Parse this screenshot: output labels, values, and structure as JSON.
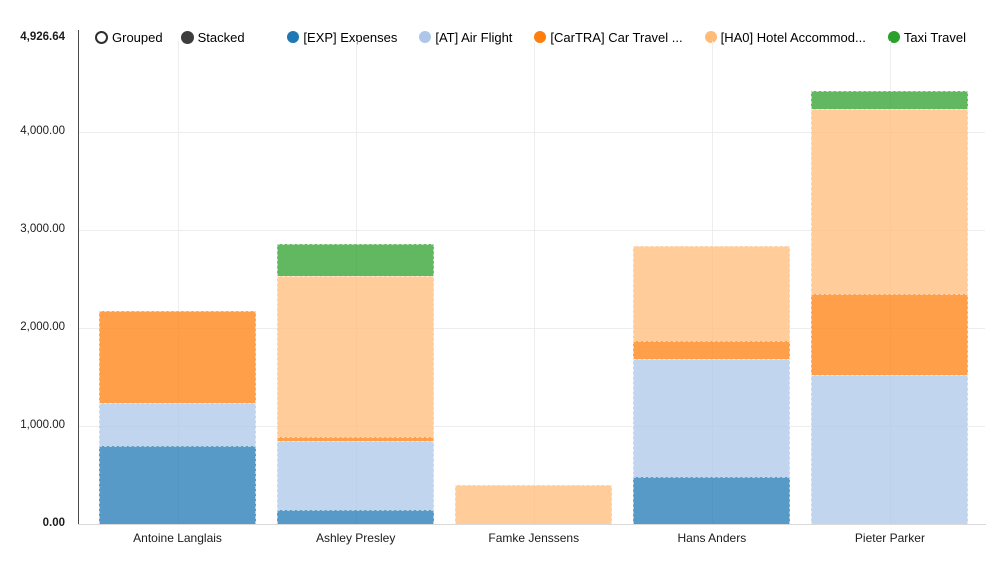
{
  "header": {
    "axis_max_label": "4,926.64",
    "controls": [
      {
        "label": "Grouped",
        "selected": false
      },
      {
        "label": "Stacked",
        "selected": true
      }
    ]
  },
  "legend": [
    {
      "label": "[EXP] Expenses",
      "color": "#1f77b4"
    },
    {
      "label": "[AT] Air Flight",
      "color": "#aec7e8"
    },
    {
      "label": "[CarTRA] Car Travel ...",
      "color": "#ff7f0e"
    },
    {
      "label": "[HA0] Hotel Accommod...",
      "color": "#ffbb78"
    },
    {
      "label": "Taxi Travel",
      "color": "#2ca02c"
    }
  ],
  "chart_data": {
    "type": "bar",
    "mode": "stacked",
    "categories": [
      "Antoine Langlais",
      "Ashley Presley",
      "Famke Jenssens",
      "Hans Anders",
      "Pieter Parker"
    ],
    "series": [
      {
        "name": "[EXP] Expenses",
        "color": "#1f77b4",
        "values": [
          795,
          145,
          0,
          480,
          0
        ]
      },
      {
        "name": "[AT] Air Flight",
        "color": "#aec7e8",
        "values": [
          440,
          700,
          0,
          1205,
          1520
        ]
      },
      {
        "name": "[CarTRA] Car Travel ...",
        "color": "#ff7f0e",
        "values": [
          940,
          40,
          0,
          185,
          825
        ]
      },
      {
        "name": "[HA0] Hotel Accommod...",
        "color": "#ffbb78",
        "values": [
          0,
          1640,
          395,
          965,
          1885
        ]
      },
      {
        "name": "Taxi Travel",
        "color": "#2ca02c",
        "values": [
          0,
          330,
          0,
          0,
          190
        ]
      }
    ],
    "totals": [
      2175,
      2855,
      395,
      2835,
      4420
    ],
    "ylim": [
      0,
      4926.64
    ],
    "yticks": [
      {
        "value": 0,
        "label": "0.00",
        "bold": true,
        "gridline": false
      },
      {
        "value": 1000,
        "label": "1,000.00",
        "bold": false,
        "gridline": true
      },
      {
        "value": 2000,
        "label": "2,000.00",
        "bold": false,
        "gridline": true
      },
      {
        "value": 3000,
        "label": "3,000.00",
        "bold": false,
        "gridline": true
      },
      {
        "value": 4000,
        "label": "4,000.00",
        "bold": false,
        "gridline": true
      },
      {
        "value": 4926.64,
        "label": "4,926.64",
        "bold": true,
        "gridline": false
      }
    ],
    "grid": true,
    "legend_position": "top-right",
    "bar_fill_opacity": 0.75
  }
}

■ ■ ■

■ **Exercise**:
Extract all lines containing the word "Hotel".

■ **Complete response**:
      "label": "[HA0] Hotel Accommod...",
        "name": "[HA0] Hotel Accommod...",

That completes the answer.